##### Data listing

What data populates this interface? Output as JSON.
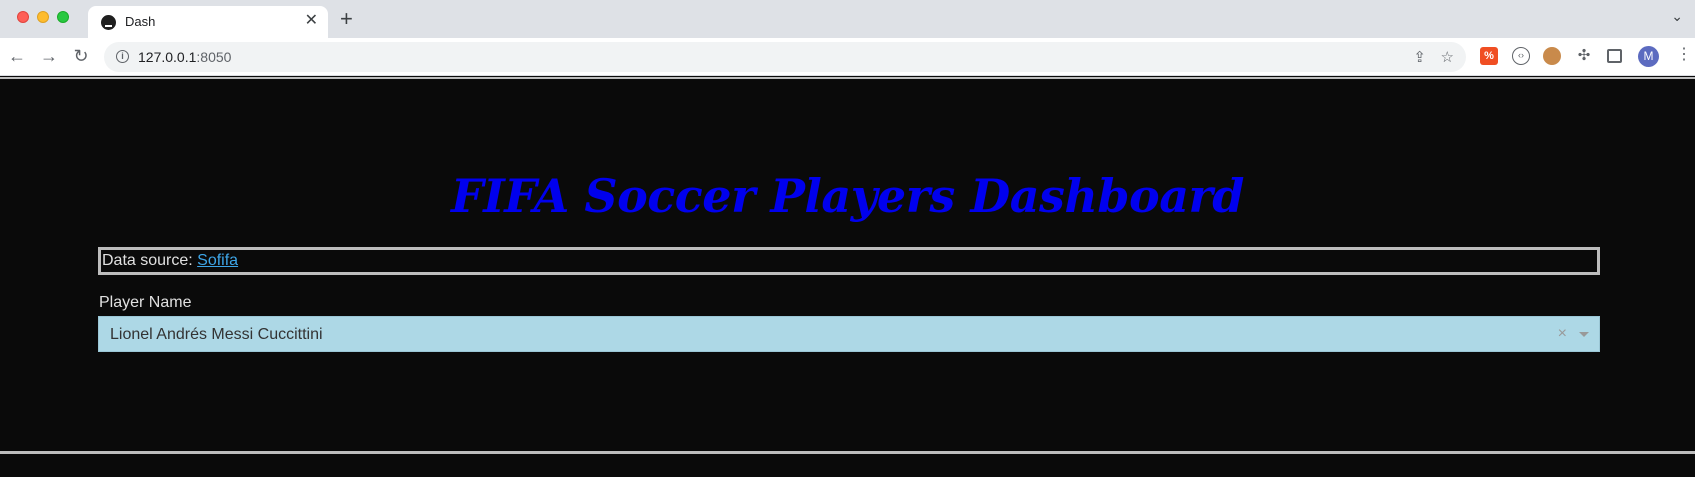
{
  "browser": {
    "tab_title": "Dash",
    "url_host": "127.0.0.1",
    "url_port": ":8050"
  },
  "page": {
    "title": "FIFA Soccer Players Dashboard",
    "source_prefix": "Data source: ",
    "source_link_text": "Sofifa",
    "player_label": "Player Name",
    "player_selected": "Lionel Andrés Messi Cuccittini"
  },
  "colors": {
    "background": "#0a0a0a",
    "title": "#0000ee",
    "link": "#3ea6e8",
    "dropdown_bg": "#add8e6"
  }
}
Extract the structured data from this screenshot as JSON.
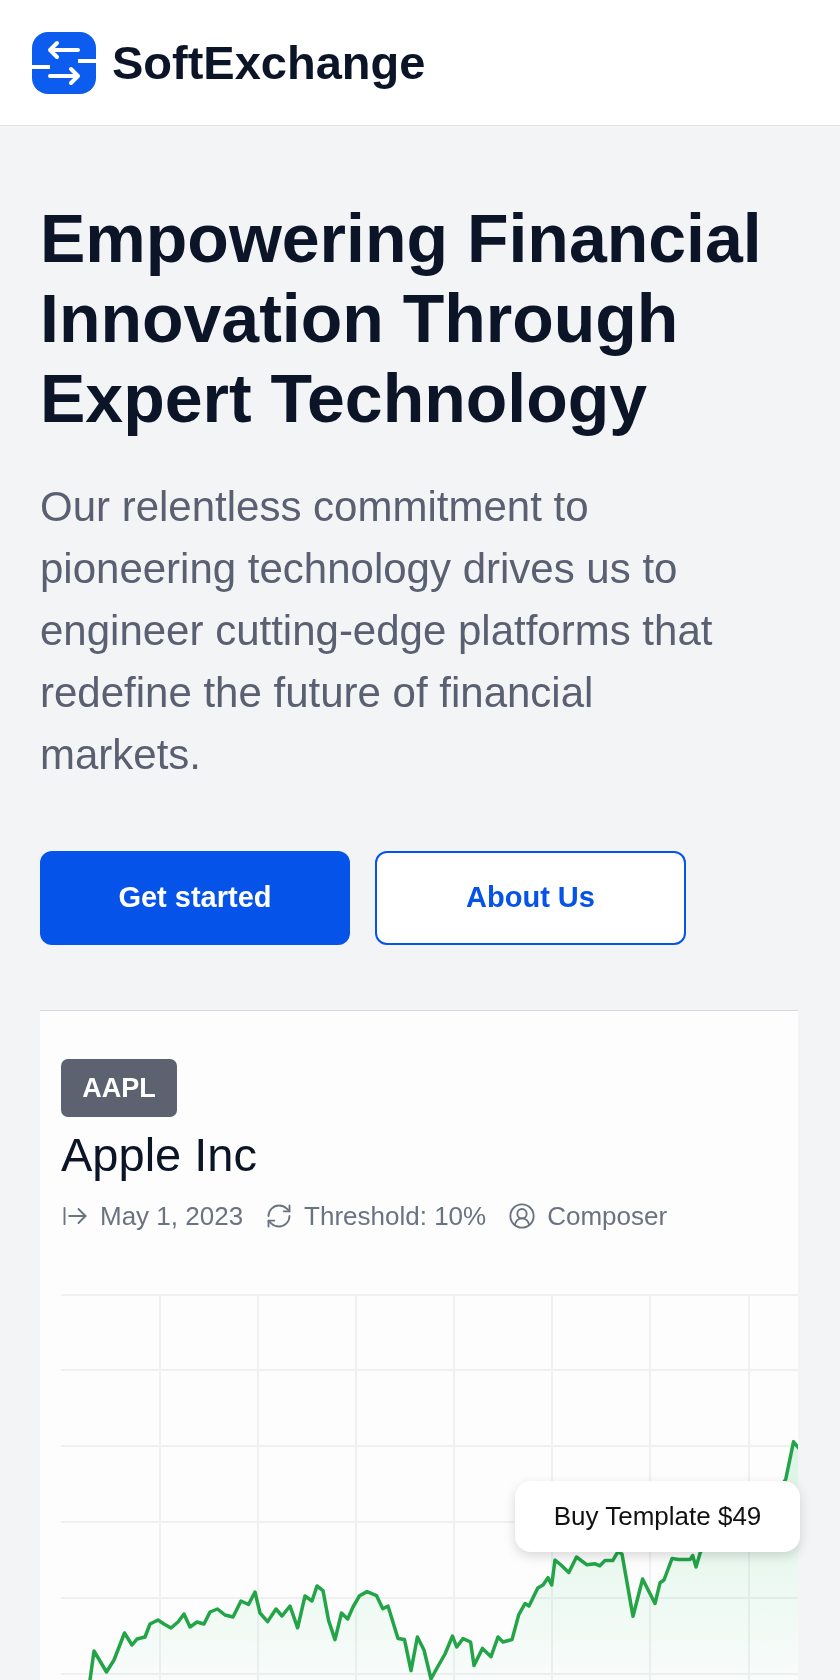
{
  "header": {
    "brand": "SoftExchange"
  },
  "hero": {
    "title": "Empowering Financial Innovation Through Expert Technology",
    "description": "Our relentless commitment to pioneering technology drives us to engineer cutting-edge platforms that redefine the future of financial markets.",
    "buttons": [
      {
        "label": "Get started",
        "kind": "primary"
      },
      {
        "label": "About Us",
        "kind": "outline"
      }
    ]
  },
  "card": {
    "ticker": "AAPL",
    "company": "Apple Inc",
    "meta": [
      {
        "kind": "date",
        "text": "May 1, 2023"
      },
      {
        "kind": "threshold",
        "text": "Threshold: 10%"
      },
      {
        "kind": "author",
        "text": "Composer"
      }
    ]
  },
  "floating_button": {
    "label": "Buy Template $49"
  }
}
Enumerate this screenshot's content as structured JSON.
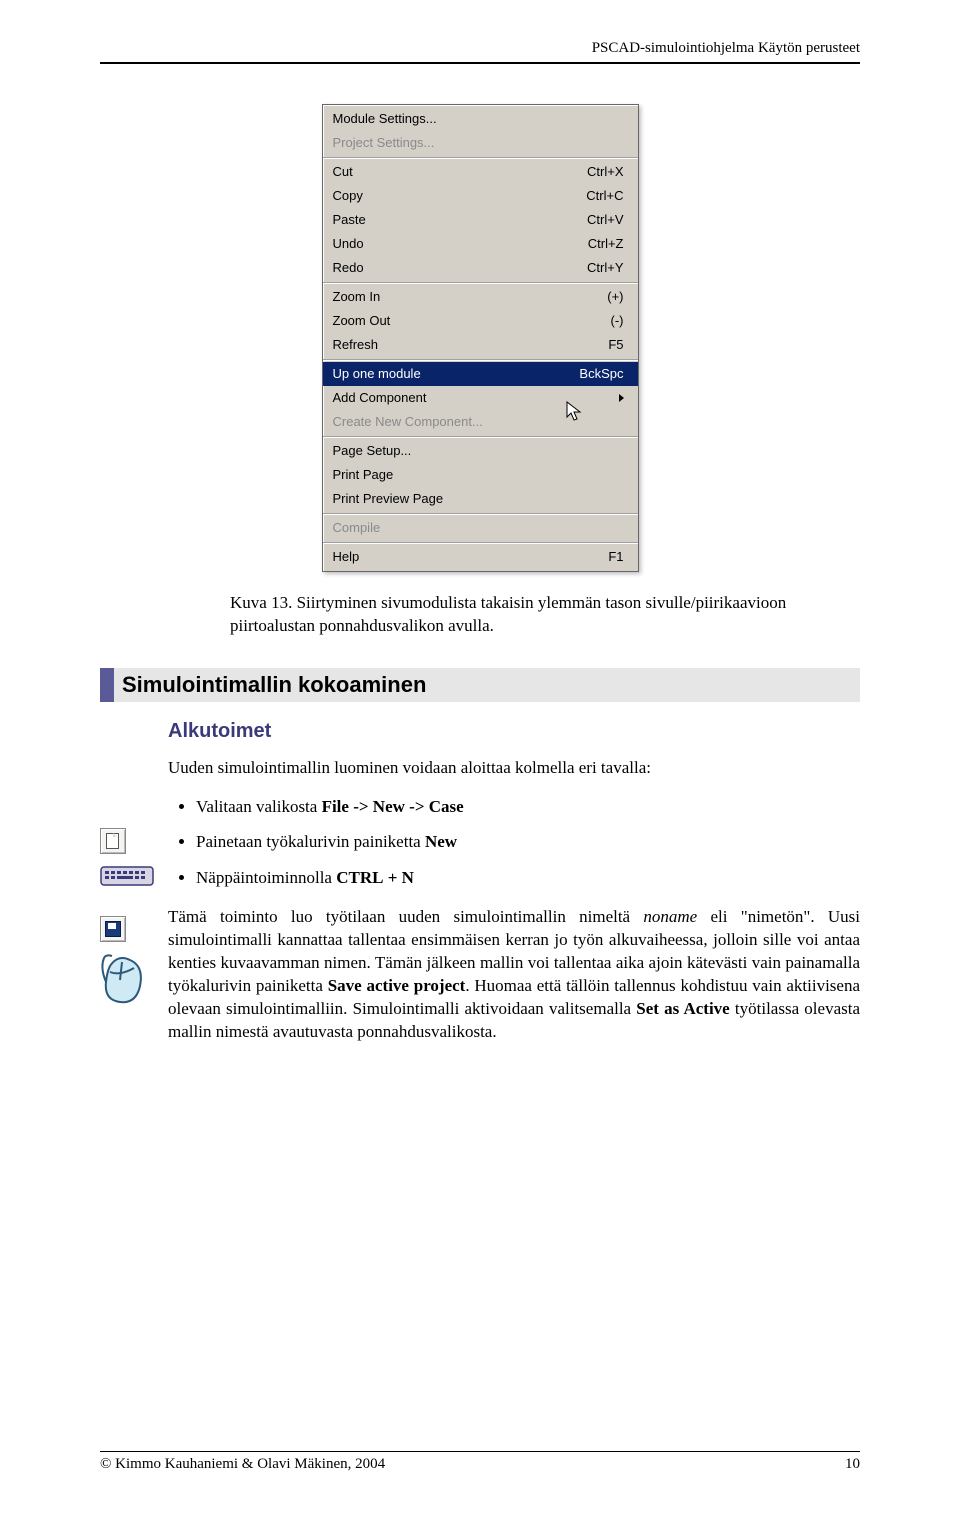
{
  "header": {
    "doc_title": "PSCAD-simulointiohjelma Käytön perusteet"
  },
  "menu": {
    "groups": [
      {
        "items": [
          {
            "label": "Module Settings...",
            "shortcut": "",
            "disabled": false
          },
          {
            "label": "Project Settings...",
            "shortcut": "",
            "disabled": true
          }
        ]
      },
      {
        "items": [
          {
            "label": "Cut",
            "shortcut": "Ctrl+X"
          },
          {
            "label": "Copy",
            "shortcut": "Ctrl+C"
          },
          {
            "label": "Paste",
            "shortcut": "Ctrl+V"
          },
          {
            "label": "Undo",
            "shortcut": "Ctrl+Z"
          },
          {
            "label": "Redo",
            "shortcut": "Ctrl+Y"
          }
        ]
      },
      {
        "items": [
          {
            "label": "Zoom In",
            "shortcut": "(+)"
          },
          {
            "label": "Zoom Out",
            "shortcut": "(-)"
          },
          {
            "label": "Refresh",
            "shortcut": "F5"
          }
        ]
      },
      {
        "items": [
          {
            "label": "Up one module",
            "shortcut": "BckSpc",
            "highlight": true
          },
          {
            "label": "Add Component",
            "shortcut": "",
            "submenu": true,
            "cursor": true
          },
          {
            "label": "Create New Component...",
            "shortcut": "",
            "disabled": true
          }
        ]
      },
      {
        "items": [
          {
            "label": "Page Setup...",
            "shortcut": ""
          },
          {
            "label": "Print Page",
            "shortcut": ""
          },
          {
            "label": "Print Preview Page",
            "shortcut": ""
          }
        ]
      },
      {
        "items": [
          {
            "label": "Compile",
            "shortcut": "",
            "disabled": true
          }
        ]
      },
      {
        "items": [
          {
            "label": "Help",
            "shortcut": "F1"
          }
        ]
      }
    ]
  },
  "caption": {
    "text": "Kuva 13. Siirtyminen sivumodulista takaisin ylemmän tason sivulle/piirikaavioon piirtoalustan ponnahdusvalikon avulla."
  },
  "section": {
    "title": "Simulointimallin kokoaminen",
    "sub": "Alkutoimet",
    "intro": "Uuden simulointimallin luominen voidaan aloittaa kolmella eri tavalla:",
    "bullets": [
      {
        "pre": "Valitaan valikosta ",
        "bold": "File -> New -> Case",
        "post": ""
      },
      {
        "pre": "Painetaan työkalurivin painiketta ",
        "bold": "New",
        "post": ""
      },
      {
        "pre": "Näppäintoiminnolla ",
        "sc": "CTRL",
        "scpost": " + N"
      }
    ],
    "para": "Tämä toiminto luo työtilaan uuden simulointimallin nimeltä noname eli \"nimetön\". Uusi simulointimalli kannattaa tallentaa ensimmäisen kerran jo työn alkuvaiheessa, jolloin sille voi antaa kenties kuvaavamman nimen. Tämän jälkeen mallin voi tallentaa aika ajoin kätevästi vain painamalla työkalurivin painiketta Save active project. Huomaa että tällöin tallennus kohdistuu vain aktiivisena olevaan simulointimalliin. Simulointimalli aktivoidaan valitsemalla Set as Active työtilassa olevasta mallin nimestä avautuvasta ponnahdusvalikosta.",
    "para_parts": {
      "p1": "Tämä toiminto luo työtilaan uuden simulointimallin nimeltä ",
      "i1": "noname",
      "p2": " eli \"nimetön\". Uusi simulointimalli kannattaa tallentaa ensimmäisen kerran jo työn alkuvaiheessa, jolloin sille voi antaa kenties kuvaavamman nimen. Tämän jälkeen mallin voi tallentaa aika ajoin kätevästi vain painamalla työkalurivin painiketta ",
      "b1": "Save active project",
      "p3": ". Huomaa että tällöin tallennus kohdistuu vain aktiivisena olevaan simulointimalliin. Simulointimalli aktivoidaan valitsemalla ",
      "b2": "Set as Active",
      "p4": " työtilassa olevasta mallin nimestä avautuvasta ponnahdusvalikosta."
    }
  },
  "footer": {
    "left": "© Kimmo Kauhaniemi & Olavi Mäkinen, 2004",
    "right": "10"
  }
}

##########

Give all the entries again exactly, dropping each picture.

What data populates this interface? Output as JSON.
{
  "browser": {
    "tab_title": "Dash",
    "url_host": "127.0.0.1",
    "url_port": ":8050"
  },
  "page": {
    "title": "FIFA Soccer Players Dashboard",
    "source_prefix": "Data source: ",
    "source_link_text": "Sofifa",
    "player_label": "Player Name",
    "player_selected": "Lionel Andrés Messi Cuccittini"
  },
  "colors": {
    "background": "#0a0a0a",
    "title": "#0000ee",
    "link": "#3ea6e8",
    "dropdown_bg": "#add8e6"
  }
}
Extract the structured data from this screenshot as JSON.
{
  "header": {
    "brand": "SoftExchange"
  },
  "hero": {
    "title": "Empowering Financial Innovation Through Expert Technology",
    "description": "Our relentless commitment to pioneering technology drives us to engineer cutting-edge platforms that redefine the future of financial markets.",
    "buttons": [
      {
        "label": "Get started",
        "kind": "primary"
      },
      {
        "label": "About Us",
        "kind": "outline"
      }
    ]
  },
  "card": {
    "ticker": "AAPL",
    "company": "Apple Inc",
    "meta": [
      {
        "kind": "date",
        "text": "May 1, 2023"
      },
      {
        "kind": "threshold",
        "text": "Threshold: 10%"
      },
      {
        "kind": "author",
        "text": "Composer"
      }
    ]
  },
  "floating_button": {
    "label": "Buy Template $49"
  }
}
Enumerate this screenshot's content as structured JSON.
{
  "header": {
    "doc_title": "PSCAD-simulointiohjelma Käytön perusteet"
  },
  "menu": {
    "groups": [
      {
        "items": [
          {
            "label": "Module Settings...",
            "shortcut": "",
            "disabled": false
          },
          {
            "label": "Project Settings...",
            "shortcut": "",
            "disabled": true
          }
        ]
      },
      {
        "items": [
          {
            "label": "Cut",
            "shortcut": "Ctrl+X"
          },
          {
            "label": "Copy",
            "shortcut": "Ctrl+C"
          },
          {
            "label": "Paste",
            "shortcut": "Ctrl+V"
          },
          {
            "label": "Undo",
            "shortcut": "Ctrl+Z"
          },
          {
            "label": "Redo",
            "shortcut": "Ctrl+Y"
          }
        ]
      },
      {
        "items": [
          {
            "label": "Zoom In",
            "shortcut": "(+)"
          },
          {
            "label": "Zoom Out",
            "shortcut": "(-)"
          },
          {
            "label": "Refresh",
            "shortcut": "F5"
          }
        ]
      },
      {
        "items": [
          {
            "label": "Up one module",
            "shortcut": "BckSpc",
            "highlight": true
          },
          {
            "label": "Add Component",
            "shortcut": "",
            "submenu": true,
            "cursor": true
          },
          {
            "label": "Create New Component...",
            "shortcut": "",
            "disabled": true
          }
        ]
      },
      {
        "items": [
          {
            "label": "Page Setup...",
            "shortcut": ""
          },
          {
            "label": "Print Page",
            "shortcut": ""
          },
          {
            "label": "Print Preview Page",
            "shortcut": ""
          }
        ]
      },
      {
        "items": [
          {
            "label": "Compile",
            "shortcut": "",
            "disabled": true
          }
        ]
      },
      {
        "items": [
          {
            "label": "Help",
            "shortcut": "F1"
          }
        ]
      }
    ]
  },
  "caption": {
    "text": "Kuva 13. Siirtyminen sivumodulista takaisin ylemmän tason sivulle/piirikaavioon piirtoalustan ponnahdusvalikon avulla."
  },
  "section": {
    "title": "Simulointimallin kokoaminen",
    "sub": "Alkutoimet",
    "intro": "Uuden simulointimallin luominen voidaan aloittaa kolmella eri tavalla:",
    "bullets": [
      {
        "pre": "Valitaan valikosta ",
        "bold": "File -> New -> Case",
        "post": ""
      },
      {
        "pre": "Painetaan työkalurivin painiketta ",
        "bold": "New",
        "post": ""
      },
      {
        "pre": "Näppäintoiminnolla ",
        "sc": "CTRL",
        "scpost": " + N"
      }
    ],
    "para": "Tämä toiminto luo työtilaan uuden simulointimallin nimeltä noname eli \"nimetön\". Uusi simulointimalli kannattaa tallentaa ensimmäisen kerran jo työn alkuvaiheessa, jolloin sille voi antaa kenties kuvaavamman nimen. Tämän jälkeen mallin voi tallentaa aika ajoin kätevästi vain painamalla työkalurivin painiketta Save active project. Huomaa että tällöin tallennus kohdistuu vain aktiivisena olevaan simulointimalliin. Simulointimalli aktivoidaan valitsemalla Set as Active työtilassa olevasta mallin nimestä avautuvasta ponnahdusvalikosta.",
    "para_parts": {
      "p1": "Tämä toiminto luo työtilaan uuden simulointimallin nimeltä ",
      "i1": "noname",
      "p2": " eli \"nimetön\". Uusi simulointimalli kannattaa tallentaa ensimmäisen kerran jo työn alkuvaiheessa, jolloin sille voi antaa kenties kuvaavamman nimen. Tämän jälkeen mallin voi tallentaa aika ajoin kätevästi vain painamalla työkalurivin painiketta ",
      "b1": "Save active project",
      "p3": ". Huomaa että tällöin tallennus kohdistuu vain aktiivisena olevaan simulointimalliin. Simulointimalli aktivoidaan valitsemalla ",
      "b2": "Set as Active",
      "p4": " työtilassa olevasta mallin nimestä avautuvasta ponnahdusvalikosta."
    }
  },
  "footer": {
    "left": "© Kimmo Kauhaniemi & Olavi Mäkinen, 2004",
    "right": "10"
  }
}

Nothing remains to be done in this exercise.